┌─ Yazıdan bölüm

Bu kadar mucizevî bir biçimde bütün bir sistem, 7 ayetle formüle edilmektedir. Hz. Peygamberin misyonu ve aksiyonu birer ayetle çerçevelenirken vizyonun 4 ayetle anlatımı ilahî kelâmın îcazı yönüyle dönemin edebi zevkine hitap ederken, aynı zamanda da örnekliğin ve yaşantının yani vizyonun ne kadar önemli olduğuna vurgu yapmaktadır.
Yaşayarak örnek olmak çok daha etkili, belirleyici, güçlü ve kalıcıdır.
O, bütün zamanların ve mekânların en kâmil örneğidir,
Aksiyonun bu ayetlerde öncelenmiş olması, O’nun hususi görevine binaendir.
Birbirimizden esirgemediğimiz veya esirgemememiz gereken ‘sayın’, ‘saygıdeğer’, ‘efendi’, ‘bey’, ‘beyefendi’, ‘muhterem’ sözcüklerini, Hz. Peygambere yakışan salât ve selam ile karşılamaktan kaçınır ve bu ihtiramı ondan esirgersek, neslimize, ata ve ecdada saygı, hürmet ve vefayı asla öğretip örnekleyemeyiz.
Vefatından sonra bile dünyamızı güzelleştirmemize katkıda bulunan bu şahsiyetlere teşekkür borcumuz olduğunu düşünmek vefâ borcudur.
Dirilerin korumakta zorlandığı değerleri koruyan ve bize hizmetleri olan atamıza, dedemize saygısızlık ise züldür.
Onlara gösterdiğimiz bu hizmet ve saygıyı kıskanan diriler, bazı hatalı davranışları örneklemek sûretiyle gösterilen saygının yanlış olduğunu ifade etmek ve ecdadı kötülemek yerine, ölülerin dirilerden daha saygın olmasının anlamını düşünerek toplumsal iyileşmeye katkıda bulunup, güven tazeleyip, cemiyetin hizmetinde olduklarını insanlara inandırmalıdırlar. Yoksa insanımızın ve dünya insanlığının ölülere saygısını abarttığını söylemek sûretiyle kendi saygınlıklarını sağlayamazlar.

└─
┌─ Verilen satırlar

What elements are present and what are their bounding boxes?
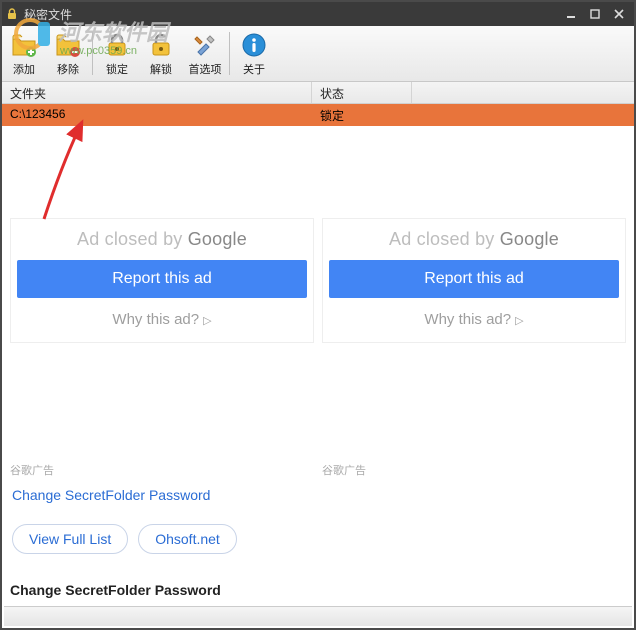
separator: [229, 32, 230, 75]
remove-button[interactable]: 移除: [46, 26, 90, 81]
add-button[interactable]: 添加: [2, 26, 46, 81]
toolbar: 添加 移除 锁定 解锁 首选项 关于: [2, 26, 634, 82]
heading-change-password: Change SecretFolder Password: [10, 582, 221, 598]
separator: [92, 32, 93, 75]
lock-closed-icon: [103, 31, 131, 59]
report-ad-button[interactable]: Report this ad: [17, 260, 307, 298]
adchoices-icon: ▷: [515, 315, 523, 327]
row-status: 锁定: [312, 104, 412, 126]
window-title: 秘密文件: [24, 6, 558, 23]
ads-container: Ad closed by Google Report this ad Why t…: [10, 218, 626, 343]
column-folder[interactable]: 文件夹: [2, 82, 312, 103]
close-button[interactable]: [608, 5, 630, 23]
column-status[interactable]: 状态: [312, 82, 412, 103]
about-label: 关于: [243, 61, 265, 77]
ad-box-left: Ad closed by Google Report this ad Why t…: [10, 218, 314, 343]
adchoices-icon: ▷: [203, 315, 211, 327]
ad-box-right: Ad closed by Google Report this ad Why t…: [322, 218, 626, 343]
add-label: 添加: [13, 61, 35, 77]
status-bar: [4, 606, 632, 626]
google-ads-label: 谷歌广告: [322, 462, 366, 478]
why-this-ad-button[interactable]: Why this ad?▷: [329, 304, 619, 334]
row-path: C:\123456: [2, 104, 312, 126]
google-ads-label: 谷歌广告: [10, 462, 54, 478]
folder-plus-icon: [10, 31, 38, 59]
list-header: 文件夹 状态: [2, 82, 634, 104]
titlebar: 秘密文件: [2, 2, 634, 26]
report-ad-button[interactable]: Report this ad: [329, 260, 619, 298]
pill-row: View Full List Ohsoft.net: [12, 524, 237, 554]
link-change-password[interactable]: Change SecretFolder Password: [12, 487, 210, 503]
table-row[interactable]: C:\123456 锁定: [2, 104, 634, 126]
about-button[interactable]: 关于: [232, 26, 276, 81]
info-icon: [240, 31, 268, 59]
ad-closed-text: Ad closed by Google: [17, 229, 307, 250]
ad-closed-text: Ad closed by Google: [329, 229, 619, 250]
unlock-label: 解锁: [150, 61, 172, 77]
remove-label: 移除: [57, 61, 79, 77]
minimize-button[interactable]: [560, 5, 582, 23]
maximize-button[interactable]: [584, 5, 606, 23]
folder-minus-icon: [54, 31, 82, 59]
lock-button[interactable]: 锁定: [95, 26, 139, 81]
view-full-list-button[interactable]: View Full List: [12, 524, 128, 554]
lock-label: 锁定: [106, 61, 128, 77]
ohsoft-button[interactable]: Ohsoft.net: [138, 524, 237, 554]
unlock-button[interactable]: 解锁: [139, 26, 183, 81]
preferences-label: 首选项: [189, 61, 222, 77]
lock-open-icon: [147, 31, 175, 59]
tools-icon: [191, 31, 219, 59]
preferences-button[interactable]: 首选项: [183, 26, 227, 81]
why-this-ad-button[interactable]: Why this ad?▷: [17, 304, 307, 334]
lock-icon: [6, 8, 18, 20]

└─

● **Alıştırmalar**:
1) Saygı ve vefa üzerine yazıda, birbirimizden esirgememiz gerektiği söylenen hitap sözcüklerini yazıdaki sırasıyla sıralayın.
2) Saygı ve vefa üzerine yazıyı son cümlesinden sonrasıyla sürdürün.

● **Cevaplar aşağıda**:
1) 'sayın', 'saygıdeğer', 'efendi', 'bey', 'beyefendi', 'muhterem'

2)
Bu toplum, ecdadı iyi ve güzel işleriyle yüzyıllar sonra hatırlıyorsa, eminim aynı zaman diliminde yaşadıkları şahısların kendilerine yaptığı iyilikleri unutmayacak kadar vefalıdır. Yeter ki, içtenlikle görsünler.
Onlara saygı ve selam olsun…
Ebû Musa el-Eş’ari’den (r.a) rivayet edildiğine göre, Hz. Peygamber (s.a.s) şöyle buyurmuştur:
“Allah’ın benimle gönderdiği haberler ve ben, bir topluluğa gelip onlara şöyle seslenen kimseye benzer. O:
‘Ey insanlar! Ben bir düşman ordusu gördüm. Emin olun gözlerimle gördüm.
Ben gelecek musibetlere dikkatinizi çeken apaçık bir uyarıcıyım.(Benden söylemesi!)
Ne duruyorsunuz! Hemen kaçın, kurtulun!’ der.
Toplumun bazıları ona inanır ve bütün gece sakince kaçar kurtulurlar.
Bazıları da ona inanmaz ve yerlerinden kımıldamazlar.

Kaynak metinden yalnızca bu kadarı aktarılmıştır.